== STATED PROBLEM ==
Can you revise the listing below so that every "bbox" becomes "bounding box" and nothing else changes? Leave the pictures out of your answer.

== RECORDS FOR THIS EXERCISE ==
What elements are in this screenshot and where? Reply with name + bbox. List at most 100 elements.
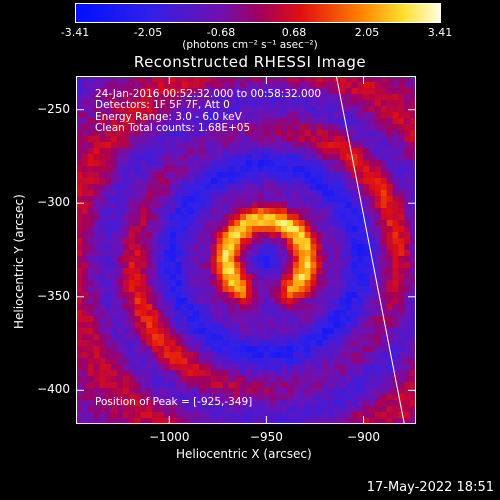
heatmap-cell bbox=[386, 172, 393, 179]
heatmap-cell bbox=[87, 130, 94, 137]
heatmap-cell bbox=[339, 382, 347, 389]
heatmap-cell bbox=[158, 370, 165, 377]
heatmap-cell bbox=[169, 130, 177, 137]
heatmap-cell bbox=[87, 208, 94, 215]
heatmap-cell bbox=[369, 250, 376, 257]
heatmap-cell bbox=[134, 250, 141, 257]
heatmap-cell bbox=[380, 142, 388, 149]
heatmap-cell bbox=[310, 178, 317, 185]
heatmap-cell bbox=[105, 328, 112, 335]
heatmap-cell bbox=[275, 298, 282, 305]
heatmap-cell bbox=[328, 88, 335, 95]
heatmap-cell bbox=[117, 400, 124, 407]
heatmap-cell bbox=[246, 352, 253, 359]
heatmap-cell bbox=[87, 214, 94, 221]
heatmap-cell bbox=[234, 280, 241, 287]
heatmap-cell bbox=[345, 76, 352, 83]
heatmap-cell bbox=[316, 304, 323, 311]
heatmap-cell bbox=[298, 370, 306, 377]
heatmap-cell bbox=[140, 172, 147, 179]
heatmap-cell bbox=[169, 322, 177, 329]
heatmap-cell bbox=[287, 100, 294, 107]
heatmap-cell bbox=[374, 244, 382, 251]
heatmap-cell bbox=[158, 106, 165, 113]
heatmap-cell bbox=[128, 184, 136, 191]
heatmap-cell bbox=[204, 220, 212, 227]
heatmap-cell bbox=[345, 364, 352, 371]
heatmap-cell bbox=[193, 196, 200, 203]
heatmap-cell bbox=[351, 118, 358, 125]
heatmap-cell bbox=[240, 382, 247, 389]
heatmap-cell bbox=[76, 262, 83, 269]
heatmap-cell bbox=[322, 298, 329, 305]
heatmap-cell bbox=[380, 388, 388, 395]
heatmap-cell bbox=[87, 106, 94, 113]
heatmap-cell bbox=[275, 340, 282, 347]
heatmap-cell bbox=[374, 184, 382, 191]
heatmap-cell bbox=[204, 412, 212, 419]
heatmap-cell bbox=[152, 148, 159, 155]
heatmap-cell bbox=[117, 328, 124, 335]
heatmap-cell bbox=[292, 196, 300, 203]
heatmap-cell bbox=[287, 238, 294, 245]
heatmap-cell bbox=[234, 172, 241, 179]
heatmap-cell bbox=[228, 178, 235, 185]
heatmap-cell bbox=[298, 364, 306, 371]
heatmap-cell bbox=[163, 226, 171, 233]
heatmap-cell bbox=[292, 364, 300, 371]
heatmap-cell bbox=[216, 226, 223, 233]
heatmap-cell bbox=[339, 202, 347, 209]
heatmap-cell bbox=[410, 250, 416, 257]
heatmap-cell bbox=[246, 130, 253, 137]
heatmap-cell bbox=[269, 268, 276, 275]
heatmap-cell bbox=[181, 172, 188, 179]
heatmap-cell bbox=[122, 400, 130, 407]
heatmap-cell bbox=[246, 154, 253, 161]
heatmap-cell bbox=[304, 244, 311, 251]
heatmap-cell bbox=[386, 202, 393, 209]
heatmap-cell bbox=[246, 292, 253, 299]
heatmap-cell bbox=[345, 292, 352, 299]
heatmap-cell bbox=[345, 274, 352, 281]
heatmap-cell bbox=[298, 112, 306, 119]
heatmap-cell bbox=[122, 196, 130, 203]
heatmap-cell bbox=[117, 154, 124, 161]
heatmap-cell bbox=[351, 112, 358, 119]
heatmap-cell bbox=[404, 292, 411, 299]
heatmap-cell bbox=[234, 190, 241, 197]
heatmap-cell bbox=[287, 274, 294, 281]
heatmap-cell bbox=[158, 418, 165, 424]
heatmap-cell bbox=[281, 286, 288, 293]
heatmap-cell bbox=[117, 388, 124, 395]
heatmap-cell bbox=[158, 316, 165, 323]
heatmap-cell bbox=[152, 244, 159, 251]
heatmap-cell bbox=[134, 214, 141, 221]
heatmap-cell bbox=[128, 238, 136, 245]
heatmap-cell bbox=[275, 322, 282, 329]
heatmap-cell bbox=[275, 388, 282, 395]
heatmap-cell bbox=[246, 166, 253, 173]
heatmap-cell bbox=[292, 136, 300, 143]
heatmap-cell bbox=[140, 406, 147, 413]
heatmap-cell bbox=[105, 316, 112, 323]
heatmap-cell bbox=[275, 184, 282, 191]
heatmap-cell bbox=[369, 178, 376, 185]
heatmap-cell bbox=[292, 76, 300, 83]
heatmap-cell bbox=[287, 226, 294, 233]
heatmap-cell bbox=[158, 310, 165, 317]
heatmap-cell bbox=[134, 106, 141, 113]
heatmap-cell bbox=[298, 334, 306, 341]
heatmap-cell bbox=[351, 358, 358, 365]
heatmap-cell bbox=[246, 226, 253, 233]
heatmap-cell bbox=[193, 88, 200, 95]
heatmap-cell bbox=[146, 304, 153, 311]
heatmap-cell bbox=[392, 124, 399, 131]
heatmap-cell bbox=[93, 376, 100, 383]
heatmap-cell bbox=[152, 88, 159, 95]
heatmap-cell bbox=[351, 142, 358, 149]
heatmap-cell bbox=[374, 322, 382, 329]
heatmap-cell bbox=[316, 298, 323, 305]
heatmap-cell bbox=[111, 124, 118, 131]
heatmap-cell bbox=[169, 268, 177, 275]
heatmap-cell bbox=[122, 154, 130, 161]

== ANSWER TO THIS TASK ==
What elements are in this screenshot and where? Reply with name + bounding box. List at most 100 elements.
heatmap-cell bounding box=[386, 172, 393, 179]
heatmap-cell bounding box=[87, 130, 94, 137]
heatmap-cell bounding box=[339, 382, 347, 389]
heatmap-cell bounding box=[158, 370, 165, 377]
heatmap-cell bounding box=[169, 130, 177, 137]
heatmap-cell bounding box=[87, 208, 94, 215]
heatmap-cell bounding box=[369, 250, 376, 257]
heatmap-cell bounding box=[134, 250, 141, 257]
heatmap-cell bounding box=[380, 142, 388, 149]
heatmap-cell bounding box=[310, 178, 317, 185]
heatmap-cell bounding box=[105, 328, 112, 335]
heatmap-cell bounding box=[275, 298, 282, 305]
heatmap-cell bounding box=[328, 88, 335, 95]
heatmap-cell bounding box=[117, 400, 124, 407]
heatmap-cell bounding box=[246, 352, 253, 359]
heatmap-cell bounding box=[87, 214, 94, 221]
heatmap-cell bounding box=[234, 280, 241, 287]
heatmap-cell bounding box=[345, 76, 352, 83]
heatmap-cell bounding box=[316, 304, 323, 311]
heatmap-cell bounding box=[298, 370, 306, 377]
heatmap-cell bounding box=[140, 172, 147, 179]
heatmap-cell bounding box=[169, 322, 177, 329]
heatmap-cell bounding box=[287, 100, 294, 107]
heatmap-cell bounding box=[374, 244, 382, 251]
heatmap-cell bounding box=[158, 106, 165, 113]
heatmap-cell bounding box=[128, 184, 136, 191]
heatmap-cell bounding box=[204, 220, 212, 227]
heatmap-cell bounding box=[345, 364, 352, 371]
heatmap-cell bounding box=[193, 196, 200, 203]
heatmap-cell bounding box=[351, 118, 358, 125]
heatmap-cell bounding box=[240, 382, 247, 389]
heatmap-cell bounding box=[76, 262, 83, 269]
heatmap-cell bounding box=[322, 298, 329, 305]
heatmap-cell bounding box=[380, 388, 388, 395]
heatmap-cell bounding box=[87, 106, 94, 113]
heatmap-cell bounding box=[275, 340, 282, 347]
heatmap-cell bounding box=[374, 184, 382, 191]
heatmap-cell bounding box=[204, 412, 212, 419]
heatmap-cell bounding box=[152, 148, 159, 155]
heatmap-cell bounding box=[117, 328, 124, 335]
heatmap-cell bounding box=[292, 196, 300, 203]
heatmap-cell bounding box=[287, 238, 294, 245]
heatmap-cell bounding box=[234, 172, 241, 179]
heatmap-cell bounding box=[228, 178, 235, 185]
heatmap-cell bounding box=[298, 364, 306, 371]
heatmap-cell bounding box=[163, 226, 171, 233]
heatmap-cell bounding box=[292, 364, 300, 371]
heatmap-cell bounding box=[216, 226, 223, 233]
heatmap-cell bounding box=[339, 202, 347, 209]
heatmap-cell bounding box=[410, 250, 416, 257]
heatmap-cell bounding box=[246, 130, 253, 137]
heatmap-cell bounding box=[269, 268, 276, 275]
heatmap-cell bounding box=[181, 172, 188, 179]
heatmap-cell bounding box=[122, 400, 130, 407]
heatmap-cell bounding box=[246, 154, 253, 161]
heatmap-cell bounding box=[304, 244, 311, 251]
heatmap-cell bounding box=[386, 202, 393, 209]
heatmap-cell bounding box=[246, 292, 253, 299]
heatmap-cell bounding box=[345, 292, 352, 299]
heatmap-cell bounding box=[345, 274, 352, 281]
heatmap-cell bounding box=[298, 112, 306, 119]
heatmap-cell bounding box=[122, 196, 130, 203]
heatmap-cell bounding box=[117, 154, 124, 161]
heatmap-cell bounding box=[351, 112, 358, 119]
heatmap-cell bounding box=[404, 292, 411, 299]
heatmap-cell bounding box=[234, 190, 241, 197]
heatmap-cell bounding box=[287, 274, 294, 281]
heatmap-cell bounding box=[158, 418, 165, 424]
heatmap-cell bounding box=[281, 286, 288, 293]
heatmap-cell bounding box=[117, 388, 124, 395]
heatmap-cell bounding box=[158, 316, 165, 323]
heatmap-cell bounding box=[152, 244, 159, 251]
heatmap-cell bounding box=[134, 214, 141, 221]
heatmap-cell bounding box=[128, 238, 136, 245]
heatmap-cell bounding box=[275, 322, 282, 329]
heatmap-cell bounding box=[275, 388, 282, 395]
heatmap-cell bounding box=[246, 166, 253, 173]
heatmap-cell bounding box=[292, 136, 300, 143]
heatmap-cell bounding box=[140, 406, 147, 413]
heatmap-cell bounding box=[105, 316, 112, 323]
heatmap-cell bounding box=[275, 184, 282, 191]
heatmap-cell bounding box=[369, 178, 376, 185]
heatmap-cell bounding box=[292, 76, 300, 83]
heatmap-cell bounding box=[287, 226, 294, 233]
heatmap-cell bounding box=[158, 310, 165, 317]
heatmap-cell bounding box=[134, 106, 141, 113]
heatmap-cell bounding box=[298, 334, 306, 341]
heatmap-cell bounding box=[351, 358, 358, 365]
heatmap-cell bounding box=[246, 226, 253, 233]
heatmap-cell bounding box=[193, 88, 200, 95]
heatmap-cell bounding box=[146, 304, 153, 311]
heatmap-cell bounding box=[392, 124, 399, 131]
heatmap-cell bounding box=[93, 376, 100, 383]
heatmap-cell bounding box=[152, 88, 159, 95]
heatmap-cell bounding box=[351, 142, 358, 149]
heatmap-cell bounding box=[374, 322, 382, 329]
heatmap-cell bounding box=[316, 298, 323, 305]
heatmap-cell bounding box=[111, 124, 118, 131]
heatmap-cell bounding box=[169, 268, 177, 275]
heatmap-cell bounding box=[122, 154, 130, 161]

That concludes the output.